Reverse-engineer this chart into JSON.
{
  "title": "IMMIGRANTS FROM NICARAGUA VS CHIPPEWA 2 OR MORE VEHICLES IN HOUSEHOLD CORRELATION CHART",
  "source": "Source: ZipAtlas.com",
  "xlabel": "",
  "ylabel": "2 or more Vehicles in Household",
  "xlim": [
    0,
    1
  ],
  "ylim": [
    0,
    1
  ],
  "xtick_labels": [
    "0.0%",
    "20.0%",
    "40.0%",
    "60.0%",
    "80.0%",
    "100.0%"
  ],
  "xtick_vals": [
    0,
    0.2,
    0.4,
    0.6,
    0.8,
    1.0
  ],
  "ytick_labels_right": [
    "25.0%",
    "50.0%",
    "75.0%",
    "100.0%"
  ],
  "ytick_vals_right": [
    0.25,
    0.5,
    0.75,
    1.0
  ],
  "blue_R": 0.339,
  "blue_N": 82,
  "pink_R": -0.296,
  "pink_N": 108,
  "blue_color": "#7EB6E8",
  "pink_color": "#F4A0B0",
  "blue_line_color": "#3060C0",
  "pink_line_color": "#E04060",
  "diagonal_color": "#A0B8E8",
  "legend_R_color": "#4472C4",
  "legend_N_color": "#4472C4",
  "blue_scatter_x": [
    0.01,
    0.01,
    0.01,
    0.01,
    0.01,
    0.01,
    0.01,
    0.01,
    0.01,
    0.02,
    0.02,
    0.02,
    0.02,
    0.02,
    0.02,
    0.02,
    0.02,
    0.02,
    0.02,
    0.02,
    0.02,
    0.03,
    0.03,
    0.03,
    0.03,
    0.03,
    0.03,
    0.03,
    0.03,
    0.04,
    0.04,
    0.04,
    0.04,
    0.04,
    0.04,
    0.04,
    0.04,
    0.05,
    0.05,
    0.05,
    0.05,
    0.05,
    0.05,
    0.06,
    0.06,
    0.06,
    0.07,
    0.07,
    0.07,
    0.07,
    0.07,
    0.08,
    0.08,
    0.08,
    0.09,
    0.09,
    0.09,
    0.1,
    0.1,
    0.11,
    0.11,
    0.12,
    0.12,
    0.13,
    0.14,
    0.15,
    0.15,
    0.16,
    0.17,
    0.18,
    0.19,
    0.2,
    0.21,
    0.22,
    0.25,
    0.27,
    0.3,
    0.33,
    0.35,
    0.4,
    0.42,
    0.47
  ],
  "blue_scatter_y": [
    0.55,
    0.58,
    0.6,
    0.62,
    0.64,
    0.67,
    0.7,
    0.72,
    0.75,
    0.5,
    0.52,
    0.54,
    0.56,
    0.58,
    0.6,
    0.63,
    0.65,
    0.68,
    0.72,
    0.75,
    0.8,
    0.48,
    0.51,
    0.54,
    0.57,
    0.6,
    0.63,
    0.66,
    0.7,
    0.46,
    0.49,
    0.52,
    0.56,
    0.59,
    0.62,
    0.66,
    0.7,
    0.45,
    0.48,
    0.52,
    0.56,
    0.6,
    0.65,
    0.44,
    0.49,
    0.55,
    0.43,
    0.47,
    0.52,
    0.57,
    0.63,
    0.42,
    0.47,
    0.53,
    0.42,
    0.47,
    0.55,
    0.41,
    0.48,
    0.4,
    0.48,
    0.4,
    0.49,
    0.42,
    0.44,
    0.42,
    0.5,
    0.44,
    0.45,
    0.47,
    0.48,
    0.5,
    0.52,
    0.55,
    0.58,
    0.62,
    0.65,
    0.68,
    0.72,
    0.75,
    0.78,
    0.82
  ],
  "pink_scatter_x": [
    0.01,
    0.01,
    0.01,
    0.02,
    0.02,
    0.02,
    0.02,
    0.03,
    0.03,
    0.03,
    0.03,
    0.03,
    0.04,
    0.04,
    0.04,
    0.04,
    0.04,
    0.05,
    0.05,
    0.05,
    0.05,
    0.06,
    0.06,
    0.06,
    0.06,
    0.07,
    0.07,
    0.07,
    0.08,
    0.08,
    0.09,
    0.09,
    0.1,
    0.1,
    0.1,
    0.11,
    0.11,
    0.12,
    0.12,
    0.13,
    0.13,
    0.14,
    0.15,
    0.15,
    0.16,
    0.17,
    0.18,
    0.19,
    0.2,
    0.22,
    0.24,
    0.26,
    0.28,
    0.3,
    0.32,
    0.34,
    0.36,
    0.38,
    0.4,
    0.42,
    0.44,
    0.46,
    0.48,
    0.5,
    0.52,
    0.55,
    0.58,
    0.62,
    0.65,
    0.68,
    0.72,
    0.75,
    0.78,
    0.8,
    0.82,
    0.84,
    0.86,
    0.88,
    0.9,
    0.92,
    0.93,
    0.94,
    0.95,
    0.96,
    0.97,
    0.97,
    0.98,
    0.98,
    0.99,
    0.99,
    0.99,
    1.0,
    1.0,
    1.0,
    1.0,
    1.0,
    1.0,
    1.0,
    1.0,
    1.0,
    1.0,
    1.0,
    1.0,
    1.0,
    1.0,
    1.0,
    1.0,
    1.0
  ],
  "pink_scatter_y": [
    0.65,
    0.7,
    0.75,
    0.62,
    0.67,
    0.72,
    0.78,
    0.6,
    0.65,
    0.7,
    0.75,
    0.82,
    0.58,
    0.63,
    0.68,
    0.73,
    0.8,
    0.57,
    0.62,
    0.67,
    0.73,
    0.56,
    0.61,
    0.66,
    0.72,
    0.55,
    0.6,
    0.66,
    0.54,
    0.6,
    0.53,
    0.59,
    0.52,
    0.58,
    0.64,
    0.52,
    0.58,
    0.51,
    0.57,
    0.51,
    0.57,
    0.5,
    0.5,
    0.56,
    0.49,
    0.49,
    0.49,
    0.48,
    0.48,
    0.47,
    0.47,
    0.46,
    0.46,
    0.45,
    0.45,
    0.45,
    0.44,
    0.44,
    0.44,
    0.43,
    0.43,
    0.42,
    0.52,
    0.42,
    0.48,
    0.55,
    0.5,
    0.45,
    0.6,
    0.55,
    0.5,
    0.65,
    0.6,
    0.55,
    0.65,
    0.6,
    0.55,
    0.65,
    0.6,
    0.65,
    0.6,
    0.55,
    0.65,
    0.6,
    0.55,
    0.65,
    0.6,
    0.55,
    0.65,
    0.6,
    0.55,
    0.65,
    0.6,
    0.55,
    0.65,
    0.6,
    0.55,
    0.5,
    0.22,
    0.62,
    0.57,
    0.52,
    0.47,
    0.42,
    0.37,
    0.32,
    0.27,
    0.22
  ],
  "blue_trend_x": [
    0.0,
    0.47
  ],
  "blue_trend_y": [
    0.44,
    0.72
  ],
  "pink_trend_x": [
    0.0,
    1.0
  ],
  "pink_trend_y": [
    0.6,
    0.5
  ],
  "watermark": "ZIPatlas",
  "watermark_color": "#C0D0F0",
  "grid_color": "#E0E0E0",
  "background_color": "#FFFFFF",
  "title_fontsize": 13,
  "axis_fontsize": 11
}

=== EXERCISE ===
All of the entries above must be quoted exactly.

=== FULL SOLUTION ===
Reverse-engineer this chart into JSON.
{
  "title": "IMMIGRANTS FROM NICARAGUA VS CHIPPEWA 2 OR MORE VEHICLES IN HOUSEHOLD CORRELATION CHART",
  "source": "Source: ZipAtlas.com",
  "xlabel": "",
  "ylabel": "2 or more Vehicles in Household",
  "xlim": [
    0,
    1
  ],
  "ylim": [
    0,
    1
  ],
  "xtick_labels": [
    "0.0%",
    "20.0%",
    "40.0%",
    "60.0%",
    "80.0%",
    "100.0%"
  ],
  "xtick_vals": [
    0,
    0.2,
    0.4,
    0.6,
    0.8,
    1.0
  ],
  "ytick_labels_right": [
    "25.0%",
    "50.0%",
    "75.0%",
    "100.0%"
  ],
  "ytick_vals_right": [
    0.25,
    0.5,
    0.75,
    1.0
  ],
  "blue_R": 0.339,
  "blue_N": 82,
  "pink_R": -0.296,
  "pink_N": 108,
  "blue_color": "#7EB6E8",
  "pink_color": "#F4A0B0",
  "blue_line_color": "#3060C0",
  "pink_line_color": "#E04060",
  "diagonal_color": "#A0B8E8",
  "legend_R_color": "#4472C4",
  "legend_N_color": "#4472C4",
  "blue_scatter_x": [
    0.01,
    0.01,
    0.01,
    0.01,
    0.01,
    0.01,
    0.01,
    0.01,
    0.01,
    0.02,
    0.02,
    0.02,
    0.02,
    0.02,
    0.02,
    0.02,
    0.02,
    0.02,
    0.02,
    0.02,
    0.02,
    0.03,
    0.03,
    0.03,
    0.03,
    0.03,
    0.03,
    0.03,
    0.03,
    0.04,
    0.04,
    0.04,
    0.04,
    0.04,
    0.04,
    0.04,
    0.04,
    0.05,
    0.05,
    0.05,
    0.05,
    0.05,
    0.05,
    0.06,
    0.06,
    0.06,
    0.07,
    0.07,
    0.07,
    0.07,
    0.07,
    0.08,
    0.08,
    0.08,
    0.09,
    0.09,
    0.09,
    0.1,
    0.1,
    0.11,
    0.11,
    0.12,
    0.12,
    0.13,
    0.14,
    0.15,
    0.15,
    0.16,
    0.17,
    0.18,
    0.19,
    0.2,
    0.21,
    0.22,
    0.25,
    0.27,
    0.3,
    0.33,
    0.35,
    0.4,
    0.42,
    0.47
  ],
  "blue_scatter_y": [
    0.55,
    0.58,
    0.6,
    0.62,
    0.64,
    0.67,
    0.7,
    0.72,
    0.75,
    0.5,
    0.52,
    0.54,
    0.56,
    0.58,
    0.6,
    0.63,
    0.65,
    0.68,
    0.72,
    0.75,
    0.8,
    0.48,
    0.51,
    0.54,
    0.57,
    0.6,
    0.63,
    0.66,
    0.7,
    0.46,
    0.49,
    0.52,
    0.56,
    0.59,
    0.62,
    0.66,
    0.7,
    0.45,
    0.48,
    0.52,
    0.56,
    0.6,
    0.65,
    0.44,
    0.49,
    0.55,
    0.43,
    0.47,
    0.52,
    0.57,
    0.63,
    0.42,
    0.47,
    0.53,
    0.42,
    0.47,
    0.55,
    0.41,
    0.48,
    0.4,
    0.48,
    0.4,
    0.49,
    0.42,
    0.44,
    0.42,
    0.5,
    0.44,
    0.45,
    0.47,
    0.48,
    0.5,
    0.52,
    0.55,
    0.58,
    0.62,
    0.65,
    0.68,
    0.72,
    0.75,
    0.78,
    0.82
  ],
  "pink_scatter_x": [
    0.01,
    0.01,
    0.01,
    0.02,
    0.02,
    0.02,
    0.02,
    0.03,
    0.03,
    0.03,
    0.03,
    0.03,
    0.04,
    0.04,
    0.04,
    0.04,
    0.04,
    0.05,
    0.05,
    0.05,
    0.05,
    0.06,
    0.06,
    0.06,
    0.06,
    0.07,
    0.07,
    0.07,
    0.08,
    0.08,
    0.09,
    0.09,
    0.1,
    0.1,
    0.1,
    0.11,
    0.11,
    0.12,
    0.12,
    0.13,
    0.13,
    0.14,
    0.15,
    0.15,
    0.16,
    0.17,
    0.18,
    0.19,
    0.2,
    0.22,
    0.24,
    0.26,
    0.28,
    0.3,
    0.32,
    0.34,
    0.36,
    0.38,
    0.4,
    0.42,
    0.44,
    0.46,
    0.48,
    0.5,
    0.52,
    0.55,
    0.58,
    0.62,
    0.65,
    0.68,
    0.72,
    0.75,
    0.78,
    0.8,
    0.82,
    0.84,
    0.86,
    0.88,
    0.9,
    0.92,
    0.93,
    0.94,
    0.95,
    0.96,
    0.97,
    0.97,
    0.98,
    0.98,
    0.99,
    0.99,
    0.99,
    1.0,
    1.0,
    1.0,
    1.0,
    1.0,
    1.0,
    1.0,
    1.0,
    1.0,
    1.0,
    1.0,
    1.0,
    1.0,
    1.0,
    1.0,
    1.0,
    1.0
  ],
  "pink_scatter_y": [
    0.65,
    0.7,
    0.75,
    0.62,
    0.67,
    0.72,
    0.78,
    0.6,
    0.65,
    0.7,
    0.75,
    0.82,
    0.58,
    0.63,
    0.68,
    0.73,
    0.8,
    0.57,
    0.62,
    0.67,
    0.73,
    0.56,
    0.61,
    0.66,
    0.72,
    0.55,
    0.6,
    0.66,
    0.54,
    0.6,
    0.53,
    0.59,
    0.52,
    0.58,
    0.64,
    0.52,
    0.58,
    0.51,
    0.57,
    0.51,
    0.57,
    0.5,
    0.5,
    0.56,
    0.49,
    0.49,
    0.49,
    0.48,
    0.48,
    0.47,
    0.47,
    0.46,
    0.46,
    0.45,
    0.45,
    0.45,
    0.44,
    0.44,
    0.44,
    0.43,
    0.43,
    0.42,
    0.52,
    0.42,
    0.48,
    0.55,
    0.5,
    0.45,
    0.6,
    0.55,
    0.5,
    0.65,
    0.6,
    0.55,
    0.65,
    0.6,
    0.55,
    0.65,
    0.6,
    0.65,
    0.6,
    0.55,
    0.65,
    0.6,
    0.55,
    0.65,
    0.6,
    0.55,
    0.65,
    0.6,
    0.55,
    0.65,
    0.6,
    0.55,
    0.65,
    0.6,
    0.55,
    0.5,
    0.22,
    0.62,
    0.57,
    0.52,
    0.47,
    0.42,
    0.37,
    0.32,
    0.27,
    0.22
  ],
  "blue_trend_x": [
    0.0,
    0.47
  ],
  "blue_trend_y": [
    0.44,
    0.72
  ],
  "pink_trend_x": [
    0.0,
    1.0
  ],
  "pink_trend_y": [
    0.6,
    0.5
  ],
  "watermark": "ZIPatlas",
  "watermark_color": "#C0D0F0",
  "grid_color": "#E0E0E0",
  "background_color": "#FFFFFF",
  "title_fontsize": 13,
  "axis_fontsize": 11
}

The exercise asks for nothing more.